Transcribe the material in full, exactly as written.

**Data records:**

-- Begin --

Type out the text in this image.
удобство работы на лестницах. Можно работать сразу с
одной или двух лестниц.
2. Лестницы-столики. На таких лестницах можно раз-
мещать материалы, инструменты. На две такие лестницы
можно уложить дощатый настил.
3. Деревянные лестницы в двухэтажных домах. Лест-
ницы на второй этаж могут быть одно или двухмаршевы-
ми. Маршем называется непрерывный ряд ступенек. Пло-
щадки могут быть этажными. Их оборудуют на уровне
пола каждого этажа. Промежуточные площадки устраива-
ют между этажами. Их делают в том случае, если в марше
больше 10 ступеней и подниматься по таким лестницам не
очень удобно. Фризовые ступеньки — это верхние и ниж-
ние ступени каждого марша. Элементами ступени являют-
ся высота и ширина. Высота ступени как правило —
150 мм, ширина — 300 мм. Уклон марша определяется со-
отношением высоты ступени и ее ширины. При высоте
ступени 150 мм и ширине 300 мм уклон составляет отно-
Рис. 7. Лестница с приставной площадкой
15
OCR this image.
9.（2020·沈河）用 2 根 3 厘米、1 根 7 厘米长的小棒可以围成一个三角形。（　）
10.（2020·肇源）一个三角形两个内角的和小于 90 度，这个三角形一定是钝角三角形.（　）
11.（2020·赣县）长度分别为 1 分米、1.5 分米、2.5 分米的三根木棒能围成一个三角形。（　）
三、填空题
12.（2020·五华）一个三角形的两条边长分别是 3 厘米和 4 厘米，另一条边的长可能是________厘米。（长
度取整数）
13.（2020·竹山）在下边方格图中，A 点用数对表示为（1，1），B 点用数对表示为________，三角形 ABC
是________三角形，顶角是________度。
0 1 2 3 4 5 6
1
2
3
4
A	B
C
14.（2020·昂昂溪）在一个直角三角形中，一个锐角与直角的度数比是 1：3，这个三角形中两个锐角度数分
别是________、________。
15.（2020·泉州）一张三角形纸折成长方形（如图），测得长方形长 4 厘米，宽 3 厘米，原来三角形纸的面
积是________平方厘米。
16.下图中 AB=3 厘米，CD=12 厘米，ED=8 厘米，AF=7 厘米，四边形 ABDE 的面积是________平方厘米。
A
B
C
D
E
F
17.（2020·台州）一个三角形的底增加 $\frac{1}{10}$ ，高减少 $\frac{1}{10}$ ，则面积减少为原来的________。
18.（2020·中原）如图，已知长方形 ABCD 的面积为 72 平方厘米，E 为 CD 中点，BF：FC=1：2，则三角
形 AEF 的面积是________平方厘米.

-- End --

**Written answer:**
Type out the text in this image.
удобство работы на лестницах. Можно работать сразу с
одной или двух лестниц.
2. Лестницы-столики. На таких лестницах можно раз-
мещать материалы, инструменты. На две такие лестницы
можно уложить дощатый настил.
3. Деревянные лестницы в двухэтажных домах. Лест-
ницы на второй этаж могут быть одно или двухмаршевы-
ми. Маршем называется непрерывный ряд ступенек. Пло-
щадки могут быть этажными. Их оборудуют на уровне
пола каждого этажа. Промежуточные площадки устраива-
ют между этажами. Их делают в том случае, если в марше
больше 10 ступеней и подниматься по таким лестницам не
очень удобно. Фризовые ступеньки — это верхние и ниж-
ние ступени каждого марша. Элементами ступени являют-
ся высота и ширина. Высота ступени как правило —
150 мм, ширина — 300 мм. Уклон марша определяется со-
отношением высоты ступени и ее ширины. При высоте
ступени 150 мм и ширине 300 мм уклон составляет отно-
Рис. 7. Лестница с приставной площадкой
15
OCR this image.
9.（2020·沈河）用 2 根 3 厘米、1 根 7 厘米长的小棒可以围成一个三角形。（　）
10.（2020·肇源）一个三角形两个内角的和小于 90 度，这个三角形一定是钝角三角形.（　）
11.（2020·赣县）长度分别为 1 分米、1.5 分米、2.5 分米的三根木棒能围成一个三角形。（　）
三、填空题
12.（2020·五华）一个三角形的两条边长分别是 3 厘米和 4 厘米，另一条边的长可能是________厘米。（长
度取整数）
13.（2020·竹山）在下边方格图中，A 点用数对表示为（1，1），B 点用数对表示为________，三角形 ABC
是________三角形，顶角是________度。
0 1 2 3 4 5 6
1
2
3
4
A	B
C
14.（2020·昂昂溪）在一个直角三角形中，一个锐角与直角的度数比是 1：3，这个三角形中两个锐角度数分
别是________、________。
15.（2020·泉州）一张三角形纸折成长方形（如图），测得长方形长 4 厘米，宽 3 厘米，原来三角形纸的面
积是________平方厘米。
16.下图中 AB=3 厘米，CD=12 厘米，ED=8 厘米，AF=7 厘米，四边形 ABDE 的面积是________平方厘米。
A
B
C
D
E
F
17.（2020·台州）一个三角形的底增加 $\frac{1}{10}$ ，高减少 $\frac{1}{10}$ ，则面积减少为原来的________。
18.（2020·中原）如图，已知长方形 ABCD 的面积为 72 平方厘米，E 为 CD 中点，BF：FC=1：2，则三角
形 AEF 的面积是________平方厘米.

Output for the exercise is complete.